• **Problem details**: Write out the material again exactly, please, and omit the pictures.

• **Figure content listings**:
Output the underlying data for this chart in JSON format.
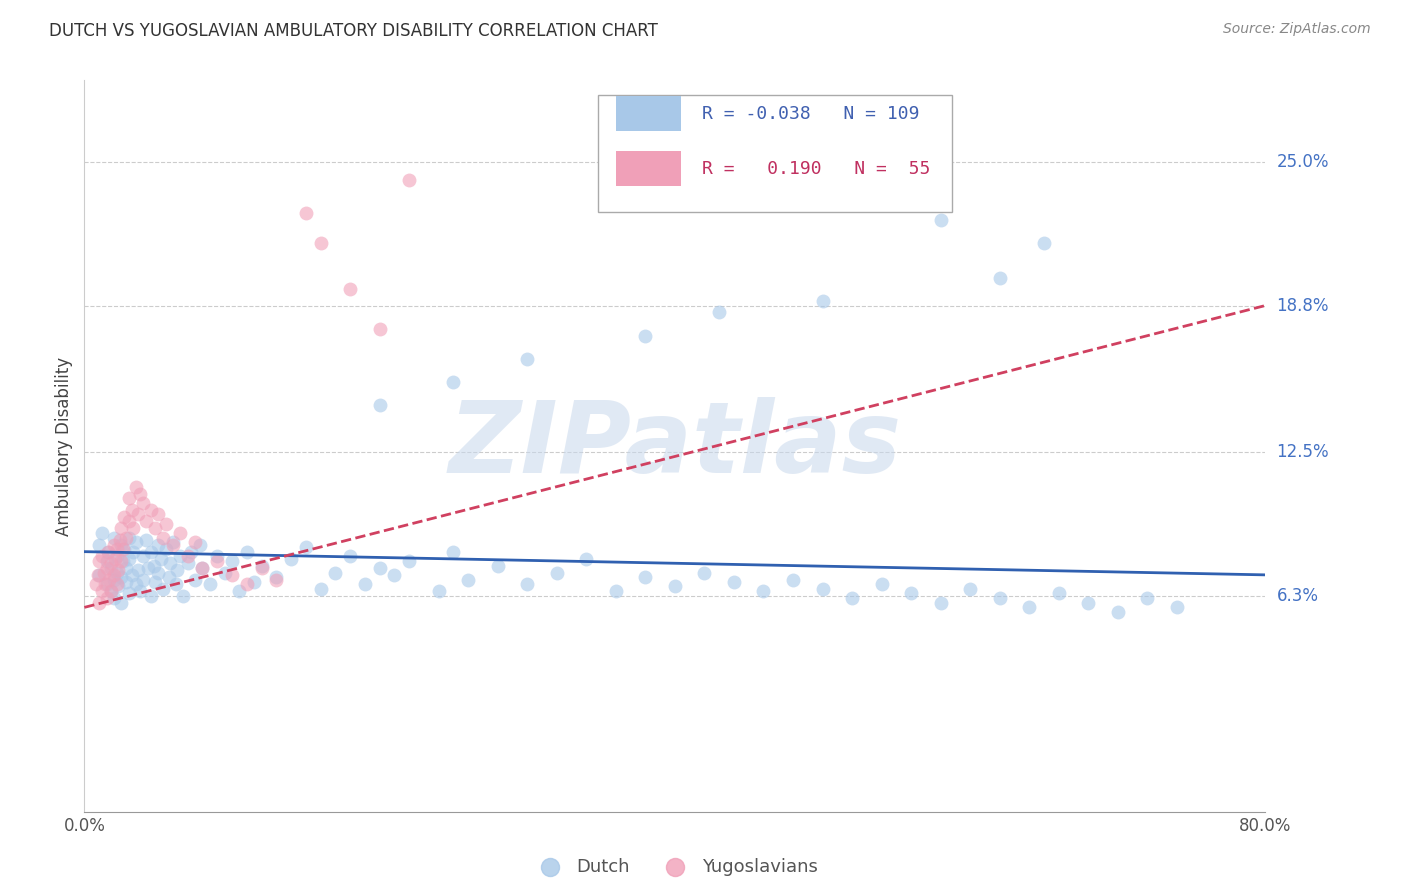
{
  "title": "DUTCH VS YUGOSLAVIAN AMBULATORY DISABILITY CORRELATION CHART",
  "source": "Source: ZipAtlas.com",
  "ylabel": "Ambulatory Disability",
  "ytick_labels": [
    "25.0%",
    "18.8%",
    "12.5%",
    "6.3%"
  ],
  "ytick_values": [
    0.25,
    0.188,
    0.125,
    0.063
  ],
  "xlim": [
    0.0,
    0.8
  ],
  "ylim": [
    -0.03,
    0.285
  ],
  "watermark": "ZIPatlas",
  "legend_dutch_R": "-0.038",
  "legend_dutch_N": "109",
  "legend_yugo_R": "0.190",
  "legend_yugo_N": "55",
  "dutch_color": "#a8c8e8",
  "yugo_color": "#f0a0b8",
  "dutch_line_color": "#3060b0",
  "yugo_line_color": "#d04060",
  "dutch_scatter_alpha": 0.6,
  "yugo_scatter_alpha": 0.6,
  "dutch_x": [
    0.01,
    0.01,
    0.012,
    0.015,
    0.015,
    0.016,
    0.018,
    0.018,
    0.02,
    0.02,
    0.02,
    0.022,
    0.022,
    0.023,
    0.025,
    0.025,
    0.025,
    0.026,
    0.027,
    0.028,
    0.028,
    0.03,
    0.03,
    0.03,
    0.032,
    0.033,
    0.035,
    0.035,
    0.036,
    0.038,
    0.04,
    0.04,
    0.042,
    0.043,
    0.045,
    0.045,
    0.047,
    0.048,
    0.05,
    0.05,
    0.052,
    0.053,
    0.055,
    0.057,
    0.058,
    0.06,
    0.062,
    0.063,
    0.065,
    0.067,
    0.07,
    0.072,
    0.075,
    0.078,
    0.08,
    0.085,
    0.09,
    0.095,
    0.1,
    0.105,
    0.11,
    0.115,
    0.12,
    0.13,
    0.14,
    0.15,
    0.16,
    0.17,
    0.18,
    0.19,
    0.2,
    0.21,
    0.22,
    0.24,
    0.25,
    0.26,
    0.28,
    0.3,
    0.32,
    0.34,
    0.36,
    0.38,
    0.4,
    0.42,
    0.44,
    0.46,
    0.48,
    0.5,
    0.52,
    0.54,
    0.56,
    0.58,
    0.6,
    0.62,
    0.64,
    0.66,
    0.68,
    0.7,
    0.72,
    0.74,
    0.58,
    0.62,
    0.65,
    0.5,
    0.43,
    0.38,
    0.3,
    0.25,
    0.2
  ],
  "dutch_y": [
    0.085,
    0.072,
    0.09,
    0.068,
    0.078,
    0.082,
    0.065,
    0.075,
    0.088,
    0.07,
    0.062,
    0.08,
    0.073,
    0.067,
    0.085,
    0.071,
    0.06,
    0.078,
    0.083,
    0.069,
    0.075,
    0.088,
    0.064,
    0.079,
    0.072,
    0.082,
    0.068,
    0.086,
    0.074,
    0.065,
    0.08,
    0.07,
    0.087,
    0.075,
    0.063,
    0.082,
    0.076,
    0.069,
    0.085,
    0.073,
    0.079,
    0.066,
    0.083,
    0.071,
    0.077,
    0.086,
    0.068,
    0.074,
    0.08,
    0.063,
    0.077,
    0.082,
    0.07,
    0.085,
    0.075,
    0.068,
    0.08,
    0.073,
    0.078,
    0.065,
    0.082,
    0.069,
    0.076,
    0.071,
    0.079,
    0.084,
    0.066,
    0.073,
    0.08,
    0.068,
    0.075,
    0.072,
    0.078,
    0.065,
    0.082,
    0.07,
    0.076,
    0.068,
    0.073,
    0.079,
    0.065,
    0.071,
    0.067,
    0.073,
    0.069,
    0.065,
    0.07,
    0.066,
    0.062,
    0.068,
    0.064,
    0.06,
    0.066,
    0.062,
    0.058,
    0.064,
    0.06,
    0.056,
    0.062,
    0.058,
    0.225,
    0.2,
    0.215,
    0.19,
    0.185,
    0.175,
    0.165,
    0.155,
    0.145
  ],
  "yugo_x": [
    0.008,
    0.009,
    0.01,
    0.01,
    0.012,
    0.012,
    0.013,
    0.014,
    0.015,
    0.015,
    0.016,
    0.017,
    0.018,
    0.018,
    0.02,
    0.02,
    0.021,
    0.022,
    0.022,
    0.023,
    0.024,
    0.025,
    0.025,
    0.026,
    0.027,
    0.028,
    0.03,
    0.03,
    0.032,
    0.033,
    0.035,
    0.036,
    0.038,
    0.04,
    0.042,
    0.045,
    0.048,
    0.05,
    0.053,
    0.055,
    0.06,
    0.065,
    0.07,
    0.075,
    0.08,
    0.09,
    0.1,
    0.11,
    0.12,
    0.13,
    0.15,
    0.16,
    0.18,
    0.2,
    0.22
  ],
  "yugo_y": [
    0.068,
    0.072,
    0.06,
    0.078,
    0.065,
    0.08,
    0.073,
    0.068,
    0.075,
    0.062,
    0.082,
    0.07,
    0.077,
    0.065,
    0.085,
    0.072,
    0.079,
    0.068,
    0.083,
    0.074,
    0.087,
    0.078,
    0.092,
    0.083,
    0.097,
    0.088,
    0.095,
    0.105,
    0.1,
    0.092,
    0.11,
    0.098,
    0.107,
    0.103,
    0.095,
    0.1,
    0.092,
    0.098,
    0.088,
    0.094,
    0.085,
    0.09,
    0.08,
    0.086,
    0.075,
    0.078,
    0.072,
    0.068,
    0.075,
    0.07,
    0.228,
    0.215,
    0.195,
    0.178,
    0.242
  ],
  "dutch_trendline_x": [
    0.0,
    0.8
  ],
  "dutch_trendline_y": [
    0.082,
    0.072
  ],
  "yugo_trendline_x": [
    0.0,
    0.8
  ],
  "yugo_trendline_y": [
    0.058,
    0.188
  ]
}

• **Solution to this task**:
Output the underlying data for this chart in JSON format.
{
  "title": "DUTCH VS YUGOSLAVIAN AMBULATORY DISABILITY CORRELATION CHART",
  "source": "Source: ZipAtlas.com",
  "ylabel": "Ambulatory Disability",
  "ytick_labels": [
    "25.0%",
    "18.8%",
    "12.5%",
    "6.3%"
  ],
  "ytick_values": [
    0.25,
    0.188,
    0.125,
    0.063
  ],
  "xlim": [
    0.0,
    0.8
  ],
  "ylim": [
    -0.03,
    0.285
  ],
  "watermark": "ZIPatlas",
  "legend_dutch_R": "-0.038",
  "legend_dutch_N": "109",
  "legend_yugo_R": "0.190",
  "legend_yugo_N": "55",
  "dutch_color": "#a8c8e8",
  "yugo_color": "#f0a0b8",
  "dutch_line_color": "#3060b0",
  "yugo_line_color": "#d04060",
  "dutch_scatter_alpha": 0.6,
  "yugo_scatter_alpha": 0.6,
  "dutch_x": [
    0.01,
    0.01,
    0.012,
    0.015,
    0.015,
    0.016,
    0.018,
    0.018,
    0.02,
    0.02,
    0.02,
    0.022,
    0.022,
    0.023,
    0.025,
    0.025,
    0.025,
    0.026,
    0.027,
    0.028,
    0.028,
    0.03,
    0.03,
    0.03,
    0.032,
    0.033,
    0.035,
    0.035,
    0.036,
    0.038,
    0.04,
    0.04,
    0.042,
    0.043,
    0.045,
    0.045,
    0.047,
    0.048,
    0.05,
    0.05,
    0.052,
    0.053,
    0.055,
    0.057,
    0.058,
    0.06,
    0.062,
    0.063,
    0.065,
    0.067,
    0.07,
    0.072,
    0.075,
    0.078,
    0.08,
    0.085,
    0.09,
    0.095,
    0.1,
    0.105,
    0.11,
    0.115,
    0.12,
    0.13,
    0.14,
    0.15,
    0.16,
    0.17,
    0.18,
    0.19,
    0.2,
    0.21,
    0.22,
    0.24,
    0.25,
    0.26,
    0.28,
    0.3,
    0.32,
    0.34,
    0.36,
    0.38,
    0.4,
    0.42,
    0.44,
    0.46,
    0.48,
    0.5,
    0.52,
    0.54,
    0.56,
    0.58,
    0.6,
    0.62,
    0.64,
    0.66,
    0.68,
    0.7,
    0.72,
    0.74,
    0.58,
    0.62,
    0.65,
    0.5,
    0.43,
    0.38,
    0.3,
    0.25,
    0.2
  ],
  "dutch_y": [
    0.085,
    0.072,
    0.09,
    0.068,
    0.078,
    0.082,
    0.065,
    0.075,
    0.088,
    0.07,
    0.062,
    0.08,
    0.073,
    0.067,
    0.085,
    0.071,
    0.06,
    0.078,
    0.083,
    0.069,
    0.075,
    0.088,
    0.064,
    0.079,
    0.072,
    0.082,
    0.068,
    0.086,
    0.074,
    0.065,
    0.08,
    0.07,
    0.087,
    0.075,
    0.063,
    0.082,
    0.076,
    0.069,
    0.085,
    0.073,
    0.079,
    0.066,
    0.083,
    0.071,
    0.077,
    0.086,
    0.068,
    0.074,
    0.08,
    0.063,
    0.077,
    0.082,
    0.07,
    0.085,
    0.075,
    0.068,
    0.08,
    0.073,
    0.078,
    0.065,
    0.082,
    0.069,
    0.076,
    0.071,
    0.079,
    0.084,
    0.066,
    0.073,
    0.08,
    0.068,
    0.075,
    0.072,
    0.078,
    0.065,
    0.082,
    0.07,
    0.076,
    0.068,
    0.073,
    0.079,
    0.065,
    0.071,
    0.067,
    0.073,
    0.069,
    0.065,
    0.07,
    0.066,
    0.062,
    0.068,
    0.064,
    0.06,
    0.066,
    0.062,
    0.058,
    0.064,
    0.06,
    0.056,
    0.062,
    0.058,
    0.225,
    0.2,
    0.215,
    0.19,
    0.185,
    0.175,
    0.165,
    0.155,
    0.145
  ],
  "yugo_x": [
    0.008,
    0.009,
    0.01,
    0.01,
    0.012,
    0.012,
    0.013,
    0.014,
    0.015,
    0.015,
    0.016,
    0.017,
    0.018,
    0.018,
    0.02,
    0.02,
    0.021,
    0.022,
    0.022,
    0.023,
    0.024,
    0.025,
    0.025,
    0.026,
    0.027,
    0.028,
    0.03,
    0.03,
    0.032,
    0.033,
    0.035,
    0.036,
    0.038,
    0.04,
    0.042,
    0.045,
    0.048,
    0.05,
    0.053,
    0.055,
    0.06,
    0.065,
    0.07,
    0.075,
    0.08,
    0.09,
    0.1,
    0.11,
    0.12,
    0.13,
    0.15,
    0.16,
    0.18,
    0.2,
    0.22
  ],
  "yugo_y": [
    0.068,
    0.072,
    0.06,
    0.078,
    0.065,
    0.08,
    0.073,
    0.068,
    0.075,
    0.062,
    0.082,
    0.07,
    0.077,
    0.065,
    0.085,
    0.072,
    0.079,
    0.068,
    0.083,
    0.074,
    0.087,
    0.078,
    0.092,
    0.083,
    0.097,
    0.088,
    0.095,
    0.105,
    0.1,
    0.092,
    0.11,
    0.098,
    0.107,
    0.103,
    0.095,
    0.1,
    0.092,
    0.098,
    0.088,
    0.094,
    0.085,
    0.09,
    0.08,
    0.086,
    0.075,
    0.078,
    0.072,
    0.068,
    0.075,
    0.07,
    0.228,
    0.215,
    0.195,
    0.178,
    0.242
  ],
  "dutch_trendline_x": [
    0.0,
    0.8
  ],
  "dutch_trendline_y": [
    0.082,
    0.072
  ],
  "yugo_trendline_x": [
    0.0,
    0.8
  ],
  "yugo_trendline_y": [
    0.058,
    0.188
  ]
}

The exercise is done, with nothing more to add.